### Saved entries
────────────────────
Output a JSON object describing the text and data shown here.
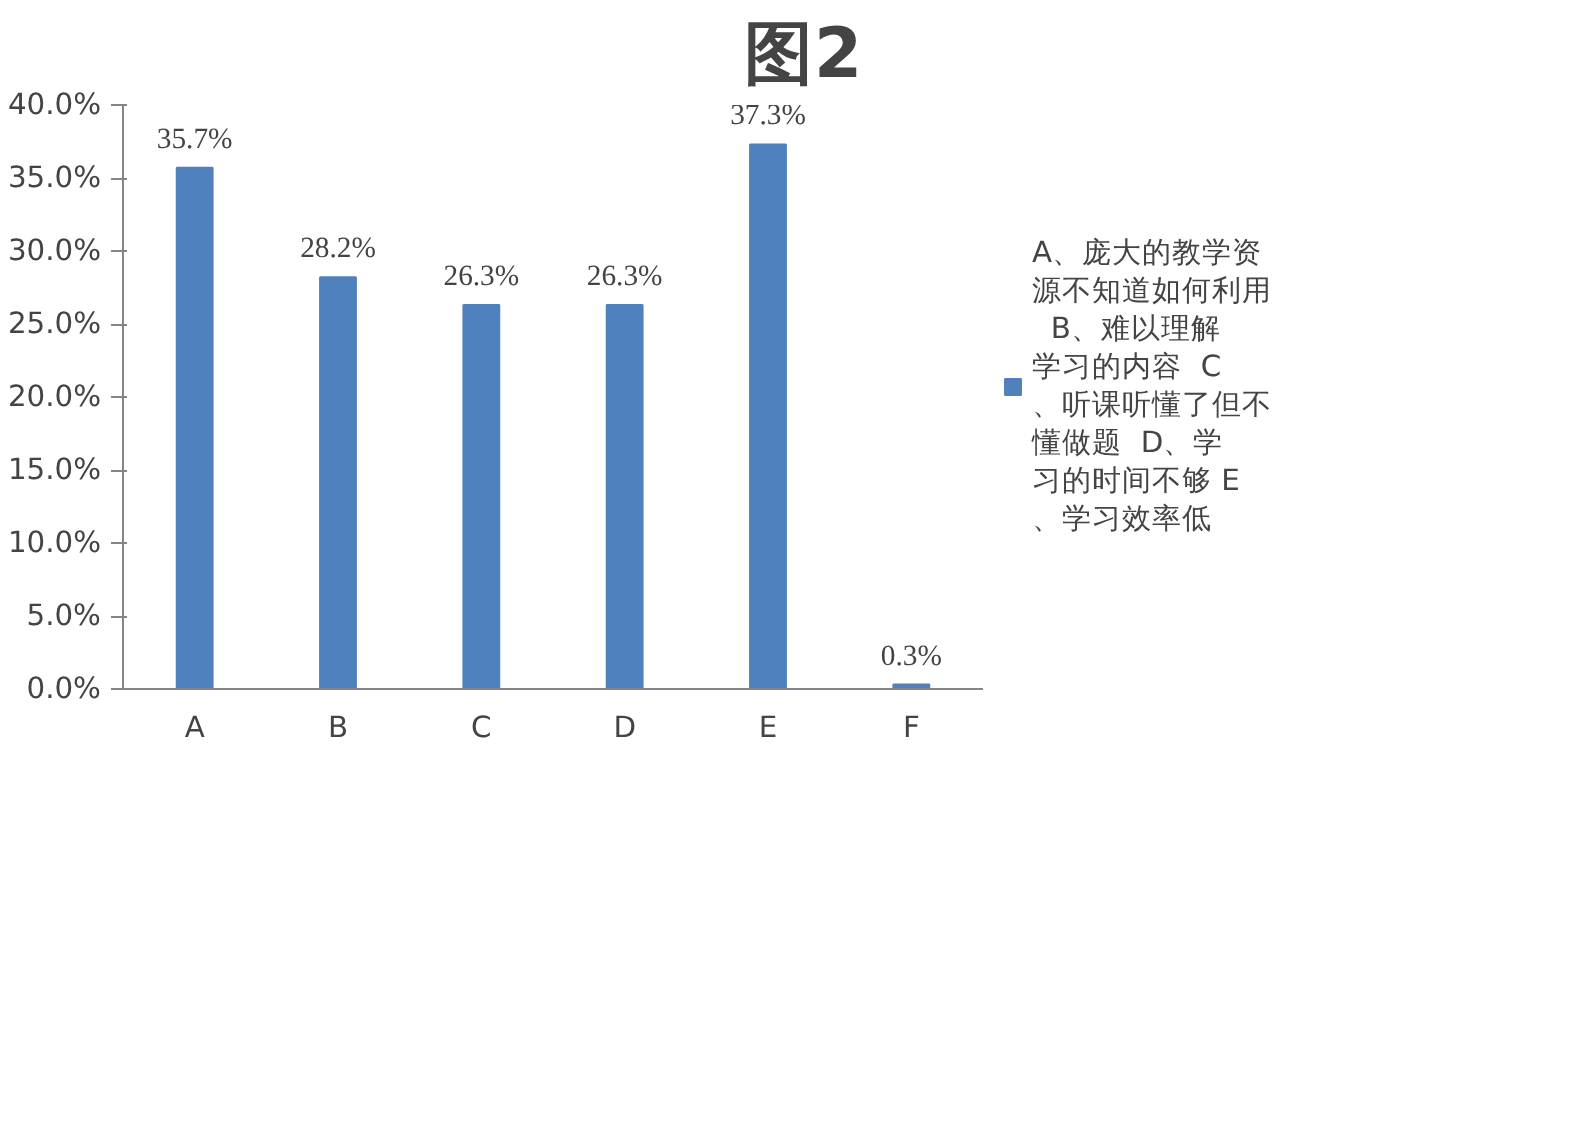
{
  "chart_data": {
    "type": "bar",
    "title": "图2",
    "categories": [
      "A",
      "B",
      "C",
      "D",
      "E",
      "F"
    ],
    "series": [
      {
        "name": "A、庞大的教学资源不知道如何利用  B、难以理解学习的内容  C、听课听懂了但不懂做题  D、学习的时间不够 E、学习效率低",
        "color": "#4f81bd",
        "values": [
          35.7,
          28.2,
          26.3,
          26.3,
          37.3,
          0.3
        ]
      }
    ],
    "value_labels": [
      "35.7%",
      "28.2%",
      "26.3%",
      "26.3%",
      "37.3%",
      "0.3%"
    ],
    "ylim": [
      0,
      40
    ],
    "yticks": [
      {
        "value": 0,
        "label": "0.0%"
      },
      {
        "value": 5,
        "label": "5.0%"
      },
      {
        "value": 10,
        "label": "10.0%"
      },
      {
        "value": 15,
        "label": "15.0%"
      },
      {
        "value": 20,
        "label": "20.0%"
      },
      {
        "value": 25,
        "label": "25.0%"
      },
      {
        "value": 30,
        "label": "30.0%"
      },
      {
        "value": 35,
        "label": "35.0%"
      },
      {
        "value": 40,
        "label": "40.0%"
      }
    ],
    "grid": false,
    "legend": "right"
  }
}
────────────────────
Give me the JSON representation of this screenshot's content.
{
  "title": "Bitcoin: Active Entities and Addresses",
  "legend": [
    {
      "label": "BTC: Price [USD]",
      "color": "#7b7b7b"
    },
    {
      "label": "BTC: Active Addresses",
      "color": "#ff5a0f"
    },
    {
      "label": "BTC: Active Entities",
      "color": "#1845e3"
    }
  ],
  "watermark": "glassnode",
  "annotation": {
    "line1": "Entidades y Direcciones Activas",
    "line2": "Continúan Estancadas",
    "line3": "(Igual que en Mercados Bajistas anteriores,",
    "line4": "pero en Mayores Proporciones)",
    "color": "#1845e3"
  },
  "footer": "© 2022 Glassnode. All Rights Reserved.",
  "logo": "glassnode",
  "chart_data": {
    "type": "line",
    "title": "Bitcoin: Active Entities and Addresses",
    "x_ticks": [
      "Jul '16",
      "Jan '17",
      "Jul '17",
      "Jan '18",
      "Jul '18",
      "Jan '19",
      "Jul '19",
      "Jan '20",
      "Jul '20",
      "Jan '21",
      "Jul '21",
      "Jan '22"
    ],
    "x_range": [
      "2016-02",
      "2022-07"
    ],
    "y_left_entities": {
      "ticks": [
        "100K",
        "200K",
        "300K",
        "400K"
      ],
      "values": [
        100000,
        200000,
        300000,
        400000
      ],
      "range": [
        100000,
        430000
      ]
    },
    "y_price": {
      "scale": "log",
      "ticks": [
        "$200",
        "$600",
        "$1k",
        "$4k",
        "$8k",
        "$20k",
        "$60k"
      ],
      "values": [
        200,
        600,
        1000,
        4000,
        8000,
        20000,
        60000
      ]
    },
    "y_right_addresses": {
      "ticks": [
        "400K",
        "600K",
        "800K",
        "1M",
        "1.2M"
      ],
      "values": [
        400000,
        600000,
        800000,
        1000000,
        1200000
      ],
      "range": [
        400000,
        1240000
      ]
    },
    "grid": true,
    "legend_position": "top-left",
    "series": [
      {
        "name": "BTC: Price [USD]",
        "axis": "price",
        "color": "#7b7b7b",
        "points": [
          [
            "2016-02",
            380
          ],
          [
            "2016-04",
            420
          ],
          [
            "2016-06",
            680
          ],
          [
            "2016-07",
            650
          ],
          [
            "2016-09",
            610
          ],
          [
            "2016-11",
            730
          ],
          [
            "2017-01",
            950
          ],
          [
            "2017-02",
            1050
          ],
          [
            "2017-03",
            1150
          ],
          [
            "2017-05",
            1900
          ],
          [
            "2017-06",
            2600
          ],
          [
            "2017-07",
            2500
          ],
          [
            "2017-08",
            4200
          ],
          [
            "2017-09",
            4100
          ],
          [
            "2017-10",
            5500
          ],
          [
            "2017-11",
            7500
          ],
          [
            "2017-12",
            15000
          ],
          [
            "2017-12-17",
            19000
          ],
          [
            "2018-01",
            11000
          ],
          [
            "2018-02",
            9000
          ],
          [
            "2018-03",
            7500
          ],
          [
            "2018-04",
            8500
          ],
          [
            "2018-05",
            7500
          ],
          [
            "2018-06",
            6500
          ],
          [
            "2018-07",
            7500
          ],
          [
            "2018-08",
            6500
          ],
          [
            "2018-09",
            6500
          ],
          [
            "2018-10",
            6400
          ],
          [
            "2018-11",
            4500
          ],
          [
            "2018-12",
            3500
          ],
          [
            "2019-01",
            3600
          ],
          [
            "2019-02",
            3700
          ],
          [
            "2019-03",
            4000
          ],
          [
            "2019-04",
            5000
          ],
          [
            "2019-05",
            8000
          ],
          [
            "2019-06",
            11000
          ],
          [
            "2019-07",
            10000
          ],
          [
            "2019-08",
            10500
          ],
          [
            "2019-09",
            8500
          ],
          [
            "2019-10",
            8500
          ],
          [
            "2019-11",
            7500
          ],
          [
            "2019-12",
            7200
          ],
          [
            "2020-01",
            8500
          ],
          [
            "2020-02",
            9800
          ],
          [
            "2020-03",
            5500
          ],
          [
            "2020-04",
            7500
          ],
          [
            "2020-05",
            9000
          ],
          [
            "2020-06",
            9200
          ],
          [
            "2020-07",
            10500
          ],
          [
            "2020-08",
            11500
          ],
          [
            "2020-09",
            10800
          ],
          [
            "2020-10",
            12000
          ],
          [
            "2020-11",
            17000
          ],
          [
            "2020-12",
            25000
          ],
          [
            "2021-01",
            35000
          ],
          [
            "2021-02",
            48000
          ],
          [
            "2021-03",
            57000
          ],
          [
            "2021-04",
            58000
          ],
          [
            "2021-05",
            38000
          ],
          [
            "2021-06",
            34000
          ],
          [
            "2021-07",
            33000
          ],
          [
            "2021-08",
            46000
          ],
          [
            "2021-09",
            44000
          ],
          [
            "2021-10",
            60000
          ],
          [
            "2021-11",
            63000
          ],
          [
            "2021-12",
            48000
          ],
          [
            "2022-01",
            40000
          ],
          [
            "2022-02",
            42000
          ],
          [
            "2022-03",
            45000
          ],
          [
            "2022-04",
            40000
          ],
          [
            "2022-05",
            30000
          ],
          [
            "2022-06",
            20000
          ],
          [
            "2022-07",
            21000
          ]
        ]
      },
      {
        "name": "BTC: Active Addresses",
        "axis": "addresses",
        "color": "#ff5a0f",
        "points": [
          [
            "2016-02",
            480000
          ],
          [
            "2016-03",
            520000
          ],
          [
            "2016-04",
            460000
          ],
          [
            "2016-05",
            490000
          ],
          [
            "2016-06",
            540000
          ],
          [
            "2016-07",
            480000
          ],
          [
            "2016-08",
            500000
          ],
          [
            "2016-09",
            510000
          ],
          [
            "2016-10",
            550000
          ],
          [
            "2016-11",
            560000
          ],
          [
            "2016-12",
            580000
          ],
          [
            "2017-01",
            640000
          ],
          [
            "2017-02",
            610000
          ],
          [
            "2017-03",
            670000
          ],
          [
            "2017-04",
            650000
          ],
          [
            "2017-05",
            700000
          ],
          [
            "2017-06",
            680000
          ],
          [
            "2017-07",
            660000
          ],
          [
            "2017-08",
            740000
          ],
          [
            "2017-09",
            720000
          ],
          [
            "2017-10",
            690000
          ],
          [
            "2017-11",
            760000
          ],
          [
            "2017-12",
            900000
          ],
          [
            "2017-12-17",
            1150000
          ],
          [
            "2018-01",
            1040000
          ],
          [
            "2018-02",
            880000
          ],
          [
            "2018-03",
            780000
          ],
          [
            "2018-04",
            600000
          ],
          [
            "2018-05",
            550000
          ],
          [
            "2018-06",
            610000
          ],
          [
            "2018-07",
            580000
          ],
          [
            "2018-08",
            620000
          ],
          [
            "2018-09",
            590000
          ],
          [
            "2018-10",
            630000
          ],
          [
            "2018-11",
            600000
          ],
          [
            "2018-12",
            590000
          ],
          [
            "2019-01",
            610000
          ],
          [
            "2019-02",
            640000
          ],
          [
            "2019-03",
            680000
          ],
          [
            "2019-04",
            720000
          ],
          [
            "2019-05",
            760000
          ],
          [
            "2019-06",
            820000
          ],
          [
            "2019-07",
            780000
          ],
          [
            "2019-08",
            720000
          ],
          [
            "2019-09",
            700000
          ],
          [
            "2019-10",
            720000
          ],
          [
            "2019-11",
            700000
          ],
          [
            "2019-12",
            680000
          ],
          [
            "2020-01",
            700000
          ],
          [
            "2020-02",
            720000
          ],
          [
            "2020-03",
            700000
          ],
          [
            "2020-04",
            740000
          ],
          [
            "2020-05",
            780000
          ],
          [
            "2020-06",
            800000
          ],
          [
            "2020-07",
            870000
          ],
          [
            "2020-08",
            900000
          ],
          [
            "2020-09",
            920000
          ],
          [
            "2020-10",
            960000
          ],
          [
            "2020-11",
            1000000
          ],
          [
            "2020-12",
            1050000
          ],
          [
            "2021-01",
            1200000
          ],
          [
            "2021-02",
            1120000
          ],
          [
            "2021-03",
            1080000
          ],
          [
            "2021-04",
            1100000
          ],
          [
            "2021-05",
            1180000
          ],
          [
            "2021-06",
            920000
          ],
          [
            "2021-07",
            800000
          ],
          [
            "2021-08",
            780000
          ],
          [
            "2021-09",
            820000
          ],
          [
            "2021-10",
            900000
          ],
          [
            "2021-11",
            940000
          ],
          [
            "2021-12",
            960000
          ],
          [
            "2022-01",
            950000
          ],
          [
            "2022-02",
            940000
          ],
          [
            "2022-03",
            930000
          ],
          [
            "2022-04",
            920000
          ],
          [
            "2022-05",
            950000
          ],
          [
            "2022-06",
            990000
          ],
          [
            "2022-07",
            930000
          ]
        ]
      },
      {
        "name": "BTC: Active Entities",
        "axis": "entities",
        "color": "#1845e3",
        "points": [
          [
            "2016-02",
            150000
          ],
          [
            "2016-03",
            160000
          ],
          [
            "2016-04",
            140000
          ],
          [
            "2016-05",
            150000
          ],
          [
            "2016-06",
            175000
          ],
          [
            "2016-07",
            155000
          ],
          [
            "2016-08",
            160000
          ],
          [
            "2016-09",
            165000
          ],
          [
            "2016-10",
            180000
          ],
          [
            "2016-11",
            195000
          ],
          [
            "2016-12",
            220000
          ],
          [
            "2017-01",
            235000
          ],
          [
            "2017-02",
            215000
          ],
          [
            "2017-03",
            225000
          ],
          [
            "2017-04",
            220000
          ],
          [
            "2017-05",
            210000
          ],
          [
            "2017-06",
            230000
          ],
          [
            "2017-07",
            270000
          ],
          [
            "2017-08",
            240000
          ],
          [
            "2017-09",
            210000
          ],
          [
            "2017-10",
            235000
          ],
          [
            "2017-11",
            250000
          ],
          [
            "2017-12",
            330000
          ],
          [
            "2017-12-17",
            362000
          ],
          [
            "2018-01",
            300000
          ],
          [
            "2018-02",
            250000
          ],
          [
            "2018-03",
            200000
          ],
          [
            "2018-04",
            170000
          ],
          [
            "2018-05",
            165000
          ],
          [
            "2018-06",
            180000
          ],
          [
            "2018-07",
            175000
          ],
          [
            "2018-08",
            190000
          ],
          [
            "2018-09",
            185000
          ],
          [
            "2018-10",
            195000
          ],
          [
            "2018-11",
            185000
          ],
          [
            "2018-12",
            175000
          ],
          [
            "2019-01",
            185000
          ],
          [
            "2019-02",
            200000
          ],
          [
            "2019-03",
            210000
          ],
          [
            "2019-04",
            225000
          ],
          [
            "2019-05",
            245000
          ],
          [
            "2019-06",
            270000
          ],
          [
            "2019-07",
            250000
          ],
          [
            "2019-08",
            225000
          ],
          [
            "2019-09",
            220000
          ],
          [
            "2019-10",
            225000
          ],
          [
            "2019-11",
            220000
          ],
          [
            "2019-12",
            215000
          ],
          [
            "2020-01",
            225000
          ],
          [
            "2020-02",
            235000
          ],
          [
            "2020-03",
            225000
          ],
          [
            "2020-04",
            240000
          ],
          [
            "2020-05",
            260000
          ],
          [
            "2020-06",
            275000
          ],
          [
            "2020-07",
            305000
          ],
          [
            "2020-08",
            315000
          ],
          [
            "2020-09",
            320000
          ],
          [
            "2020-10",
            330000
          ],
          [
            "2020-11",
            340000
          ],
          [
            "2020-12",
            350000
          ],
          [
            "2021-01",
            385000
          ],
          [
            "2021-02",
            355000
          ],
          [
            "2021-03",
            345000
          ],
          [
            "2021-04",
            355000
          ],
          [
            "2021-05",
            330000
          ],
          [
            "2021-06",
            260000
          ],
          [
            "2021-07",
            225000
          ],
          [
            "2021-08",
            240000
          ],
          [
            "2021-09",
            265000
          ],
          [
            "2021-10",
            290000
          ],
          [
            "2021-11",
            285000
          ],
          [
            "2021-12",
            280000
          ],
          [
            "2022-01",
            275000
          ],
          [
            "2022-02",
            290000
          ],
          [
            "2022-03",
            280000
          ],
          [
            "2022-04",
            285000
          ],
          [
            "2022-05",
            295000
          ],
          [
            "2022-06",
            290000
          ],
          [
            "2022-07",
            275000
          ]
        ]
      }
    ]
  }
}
────────────────────
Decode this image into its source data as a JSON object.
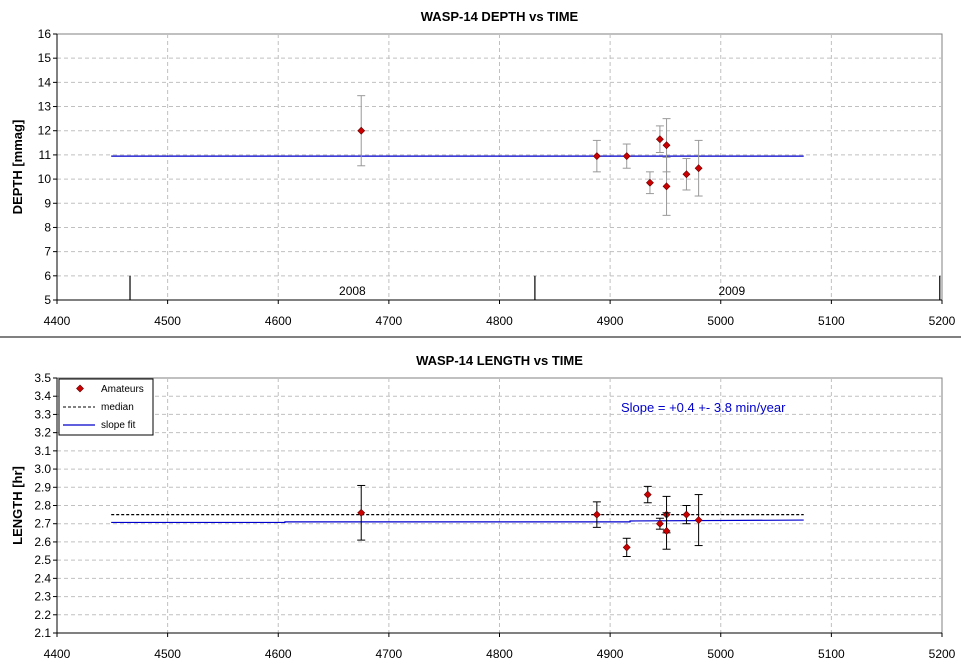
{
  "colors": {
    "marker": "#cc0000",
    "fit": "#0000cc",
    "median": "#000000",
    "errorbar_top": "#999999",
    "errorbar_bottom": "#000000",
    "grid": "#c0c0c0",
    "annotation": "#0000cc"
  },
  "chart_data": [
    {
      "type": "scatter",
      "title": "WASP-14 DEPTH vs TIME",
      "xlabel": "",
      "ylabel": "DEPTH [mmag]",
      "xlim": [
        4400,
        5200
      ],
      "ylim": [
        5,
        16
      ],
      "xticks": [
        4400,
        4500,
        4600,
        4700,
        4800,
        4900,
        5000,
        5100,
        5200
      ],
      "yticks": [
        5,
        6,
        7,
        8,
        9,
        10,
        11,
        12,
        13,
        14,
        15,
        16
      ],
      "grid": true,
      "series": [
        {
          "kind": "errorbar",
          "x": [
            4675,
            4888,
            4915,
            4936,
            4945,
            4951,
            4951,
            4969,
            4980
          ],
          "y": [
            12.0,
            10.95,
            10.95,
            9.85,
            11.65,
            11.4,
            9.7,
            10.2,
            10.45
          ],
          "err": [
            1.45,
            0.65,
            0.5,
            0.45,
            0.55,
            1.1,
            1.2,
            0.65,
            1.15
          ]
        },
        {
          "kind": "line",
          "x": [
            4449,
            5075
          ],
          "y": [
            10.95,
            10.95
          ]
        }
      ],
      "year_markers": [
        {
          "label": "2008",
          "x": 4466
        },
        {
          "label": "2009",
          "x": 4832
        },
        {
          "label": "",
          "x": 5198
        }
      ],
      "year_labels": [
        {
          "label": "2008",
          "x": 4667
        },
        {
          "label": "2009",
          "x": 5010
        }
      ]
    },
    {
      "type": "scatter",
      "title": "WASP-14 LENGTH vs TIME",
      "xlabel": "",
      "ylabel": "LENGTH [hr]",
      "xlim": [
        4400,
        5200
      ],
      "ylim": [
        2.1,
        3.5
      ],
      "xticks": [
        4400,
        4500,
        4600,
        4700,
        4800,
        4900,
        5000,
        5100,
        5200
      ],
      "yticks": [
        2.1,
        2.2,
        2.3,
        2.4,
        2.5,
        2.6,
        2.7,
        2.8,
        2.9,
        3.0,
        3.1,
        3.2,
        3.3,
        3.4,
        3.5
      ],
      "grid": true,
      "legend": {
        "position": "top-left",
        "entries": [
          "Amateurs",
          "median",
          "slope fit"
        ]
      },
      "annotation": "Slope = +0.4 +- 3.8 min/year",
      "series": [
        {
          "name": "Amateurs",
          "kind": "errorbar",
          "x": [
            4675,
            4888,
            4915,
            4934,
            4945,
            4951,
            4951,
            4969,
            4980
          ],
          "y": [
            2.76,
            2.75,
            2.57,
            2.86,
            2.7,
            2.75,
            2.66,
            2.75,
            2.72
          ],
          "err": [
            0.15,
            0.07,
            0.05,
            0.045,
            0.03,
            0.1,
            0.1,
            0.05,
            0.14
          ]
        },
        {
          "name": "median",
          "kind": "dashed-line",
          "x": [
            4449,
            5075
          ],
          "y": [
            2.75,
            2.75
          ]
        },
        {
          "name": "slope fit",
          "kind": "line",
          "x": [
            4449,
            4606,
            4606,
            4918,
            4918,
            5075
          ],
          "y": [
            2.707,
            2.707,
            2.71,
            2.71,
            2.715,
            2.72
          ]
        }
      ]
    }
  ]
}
────────────────────
### DO THIS
Go through the entries above and count the lines containing the word "grid"; give only that count.

### RESULT FOR THIS EXERCISE
5